● Given instruction
Going through the material below, please gather all lines with the word "background" in them.

● Provided records
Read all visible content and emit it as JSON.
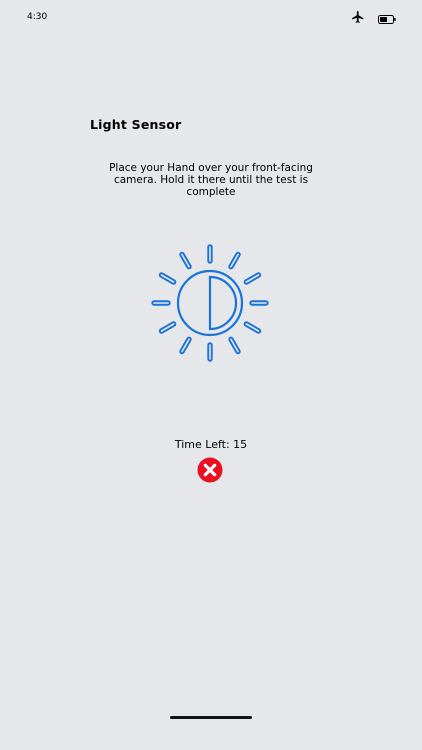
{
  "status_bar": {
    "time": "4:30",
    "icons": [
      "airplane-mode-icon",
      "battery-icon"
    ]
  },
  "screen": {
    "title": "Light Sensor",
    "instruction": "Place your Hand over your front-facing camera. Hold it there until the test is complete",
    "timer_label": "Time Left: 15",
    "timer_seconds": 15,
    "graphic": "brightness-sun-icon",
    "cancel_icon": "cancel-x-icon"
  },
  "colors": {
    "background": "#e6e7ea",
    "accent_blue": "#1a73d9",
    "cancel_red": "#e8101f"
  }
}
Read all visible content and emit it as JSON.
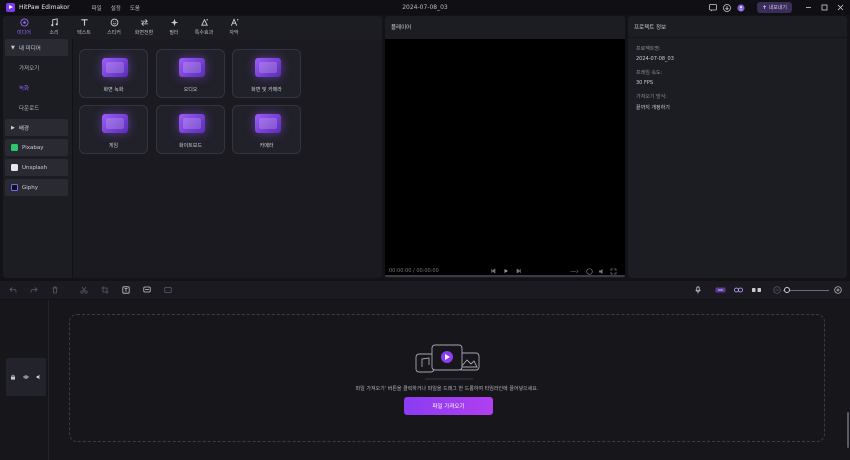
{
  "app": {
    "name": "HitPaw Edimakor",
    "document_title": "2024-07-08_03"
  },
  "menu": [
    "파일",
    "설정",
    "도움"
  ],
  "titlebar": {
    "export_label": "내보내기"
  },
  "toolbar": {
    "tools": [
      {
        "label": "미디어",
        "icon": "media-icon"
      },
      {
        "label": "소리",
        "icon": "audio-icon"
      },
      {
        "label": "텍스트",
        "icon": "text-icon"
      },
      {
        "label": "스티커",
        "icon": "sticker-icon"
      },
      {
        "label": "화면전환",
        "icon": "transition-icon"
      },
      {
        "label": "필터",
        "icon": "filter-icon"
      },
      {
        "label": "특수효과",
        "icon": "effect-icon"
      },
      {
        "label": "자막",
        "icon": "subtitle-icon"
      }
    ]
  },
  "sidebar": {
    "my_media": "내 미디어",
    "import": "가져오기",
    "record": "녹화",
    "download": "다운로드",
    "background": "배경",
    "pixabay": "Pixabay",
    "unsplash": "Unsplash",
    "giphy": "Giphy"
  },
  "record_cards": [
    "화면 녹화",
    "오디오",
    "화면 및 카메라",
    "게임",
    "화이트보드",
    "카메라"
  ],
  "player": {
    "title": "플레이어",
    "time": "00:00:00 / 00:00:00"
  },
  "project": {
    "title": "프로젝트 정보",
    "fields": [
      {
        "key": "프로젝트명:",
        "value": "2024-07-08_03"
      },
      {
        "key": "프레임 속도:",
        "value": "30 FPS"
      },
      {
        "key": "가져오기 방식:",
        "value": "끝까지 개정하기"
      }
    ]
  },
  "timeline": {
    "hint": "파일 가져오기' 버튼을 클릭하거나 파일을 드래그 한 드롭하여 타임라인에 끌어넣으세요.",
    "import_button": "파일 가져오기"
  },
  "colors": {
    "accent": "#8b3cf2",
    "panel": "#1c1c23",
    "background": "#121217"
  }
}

● Output
    "background": "#e6e7ea",
    "background": "배경",
    "background": "#121217"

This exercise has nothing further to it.